◆ To be done
Return every record verbatim.

◆ Records to process
──────────────────────────────

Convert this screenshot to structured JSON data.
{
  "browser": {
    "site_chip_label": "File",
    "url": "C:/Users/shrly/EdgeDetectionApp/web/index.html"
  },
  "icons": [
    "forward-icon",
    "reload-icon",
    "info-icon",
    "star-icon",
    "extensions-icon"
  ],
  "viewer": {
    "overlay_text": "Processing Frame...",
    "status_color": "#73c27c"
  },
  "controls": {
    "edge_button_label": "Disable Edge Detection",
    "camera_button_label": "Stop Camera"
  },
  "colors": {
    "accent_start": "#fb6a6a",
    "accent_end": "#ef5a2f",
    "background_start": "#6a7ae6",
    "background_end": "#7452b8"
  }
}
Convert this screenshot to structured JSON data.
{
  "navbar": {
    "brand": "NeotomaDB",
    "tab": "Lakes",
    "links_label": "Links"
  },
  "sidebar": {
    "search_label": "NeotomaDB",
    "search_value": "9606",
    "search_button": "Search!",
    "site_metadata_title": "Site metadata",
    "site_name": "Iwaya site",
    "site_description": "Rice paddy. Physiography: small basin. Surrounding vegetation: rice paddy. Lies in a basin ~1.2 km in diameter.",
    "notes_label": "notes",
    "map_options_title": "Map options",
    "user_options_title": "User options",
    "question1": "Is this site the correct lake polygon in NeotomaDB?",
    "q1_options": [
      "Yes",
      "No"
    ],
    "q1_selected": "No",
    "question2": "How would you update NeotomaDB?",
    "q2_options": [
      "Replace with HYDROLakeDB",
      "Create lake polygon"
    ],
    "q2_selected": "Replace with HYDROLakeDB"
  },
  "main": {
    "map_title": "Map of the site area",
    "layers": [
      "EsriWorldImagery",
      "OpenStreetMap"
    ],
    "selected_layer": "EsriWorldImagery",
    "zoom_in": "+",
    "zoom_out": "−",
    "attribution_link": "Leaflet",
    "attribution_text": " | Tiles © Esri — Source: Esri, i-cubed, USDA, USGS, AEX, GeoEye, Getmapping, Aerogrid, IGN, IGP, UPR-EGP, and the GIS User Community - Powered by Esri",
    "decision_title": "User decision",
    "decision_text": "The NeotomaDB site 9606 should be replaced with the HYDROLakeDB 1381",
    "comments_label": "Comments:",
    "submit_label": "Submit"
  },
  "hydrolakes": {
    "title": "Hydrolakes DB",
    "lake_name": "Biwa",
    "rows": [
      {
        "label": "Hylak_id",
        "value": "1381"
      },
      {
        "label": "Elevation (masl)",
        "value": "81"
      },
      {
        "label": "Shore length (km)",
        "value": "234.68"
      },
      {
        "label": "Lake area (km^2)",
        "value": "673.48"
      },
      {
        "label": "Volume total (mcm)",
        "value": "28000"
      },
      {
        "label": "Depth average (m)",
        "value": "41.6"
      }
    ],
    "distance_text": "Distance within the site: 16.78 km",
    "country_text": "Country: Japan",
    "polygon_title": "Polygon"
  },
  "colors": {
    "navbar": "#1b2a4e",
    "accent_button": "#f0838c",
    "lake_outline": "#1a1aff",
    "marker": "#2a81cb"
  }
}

──────────────────────────────

◆ Correct output
Convert this screenshot to structured JSON data.
{
  "browser": {
    "site_chip_label": "File",
    "url": "C:/Users/shrly/EdgeDetectionApp/web/index.html"
  },
  "icons": [
    "forward-icon",
    "reload-icon",
    "info-icon",
    "star-icon",
    "extensions-icon"
  ],
  "viewer": {
    "overlay_text": "Processing Frame...",
    "status_color": "#73c27c"
  },
  "controls": {
    "edge_button_label": "Disable Edge Detection",
    "camera_button_label": "Stop Camera"
  },
  "colors": {
    "accent_start": "#fb6a6a",
    "accent_end": "#ef5a2f",
    "background_start": "#6a7ae6",
    "background_end": "#7452b8"
  }
}
Convert this screenshot to structured JSON data.
{
  "navbar": {
    "brand": "NeotomaDB",
    "tab": "Lakes",
    "links_label": "Links"
  },
  "sidebar": {
    "search_label": "NeotomaDB",
    "search_value": "9606",
    "search_button": "Search!",
    "site_metadata_title": "Site metadata",
    "site_name": "Iwaya site",
    "site_description": "Rice paddy. Physiography: small basin. Surrounding vegetation: rice paddy. Lies in a basin ~1.2 km in diameter.",
    "notes_label": "notes",
    "map_options_title": "Map options",
    "user_options_title": "User options",
    "question1": "Is this site the correct lake polygon in NeotomaDB?",
    "q1_options": [
      "Yes",
      "No"
    ],
    "q1_selected": "No",
    "question2": "How would you update NeotomaDB?",
    "q2_options": [
      "Replace with HYDROLakeDB",
      "Create lake polygon"
    ],
    "q2_selected": "Replace with HYDROLakeDB"
  },
  "main": {
    "map_title": "Map of the site area",
    "layers": [
      "EsriWorldImagery",
      "OpenStreetMap"
    ],
    "selected_layer": "EsriWorldImagery",
    "zoom_in": "+",
    "zoom_out": "−",
    "attribution_link": "Leaflet",
    "attribution_text": " | Tiles © Esri — Source: Esri, i-cubed, USDA, USGS, AEX, GeoEye, Getmapping, Aerogrid, IGN, IGP, UPR-EGP, and the GIS User Community - Powered by Esri",
    "decision_title": "User decision",
    "decision_text": "The NeotomaDB site 9606 should be replaced with the HYDROLakeDB 1381",
    "comments_label": "Comments:",
    "submit_label": "Submit"
  },
  "hydrolakes": {
    "title": "Hydrolakes DB",
    "lake_name": "Biwa",
    "rows": [
      {
        "label": "Hylak_id",
        "value": "1381"
      },
      {
        "label": "Elevation (masl)",
        "value": "81"
      },
      {
        "label": "Shore length (km)",
        "value": "234.68"
      },
      {
        "label": "Lake area (km^2)",
        "value": "673.48"
      },
      {
        "label": "Volume total (mcm)",
        "value": "28000"
      },
      {
        "label": "Depth average (m)",
        "value": "41.6"
      }
    ],
    "distance_text": "Distance within the site: 16.78 km",
    "country_text": "Country: Japan",
    "polygon_title": "Polygon"
  },
  "colors": {
    "navbar": "#1b2a4e",
    "accent_button": "#f0838c",
    "lake_outline": "#1a1aff",
    "marker": "#2a81cb"
  }
}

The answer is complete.